Instruction >>
Please output the lines shown below exactly as they appear.

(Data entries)
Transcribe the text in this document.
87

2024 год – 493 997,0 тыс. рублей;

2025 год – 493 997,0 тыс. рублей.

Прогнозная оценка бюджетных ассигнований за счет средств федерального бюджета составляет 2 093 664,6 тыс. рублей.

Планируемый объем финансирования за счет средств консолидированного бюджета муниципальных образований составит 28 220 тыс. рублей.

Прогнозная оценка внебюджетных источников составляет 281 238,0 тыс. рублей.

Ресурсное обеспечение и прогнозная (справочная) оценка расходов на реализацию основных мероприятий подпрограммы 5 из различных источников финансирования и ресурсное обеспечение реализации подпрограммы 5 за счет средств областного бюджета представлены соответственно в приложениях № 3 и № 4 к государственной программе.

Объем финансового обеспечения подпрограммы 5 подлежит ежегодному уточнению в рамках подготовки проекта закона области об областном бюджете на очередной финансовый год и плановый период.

Output below >>
Transcribe the text in this document.
87

2024 год – 493 997,0 тыс. рублей;

2025 год – 493 997,0 тыс. рублей.

Прогнозная оценка бюджетных ассигнований за счет средств федерального бюджета составляет 2 093 664,6 тыс. рублей.

Планируемый объем финансирования за счет средств консолидированного бюджета муниципальных образований составит 28 220 тыс. рублей.

Прогнозная оценка внебюджетных источников составляет 281 238,0 тыс. рублей.

Ресурсное обеспечение и прогнозная (справочная) оценка расходов на реализацию основных мероприятий подпрограммы 5 из различных источников финансирования и ресурсное обеспечение реализации подпрограммы 5 за счет средств областного бюджета представлены соответственно в приложениях № 3 и № 4 к государственной программе.

Объем финансового обеспечения подпрограммы 5 подлежит ежегодному уточнению в рамках подготовки проекта закона области об областном бюджете на очередной финансовый год и плановый период.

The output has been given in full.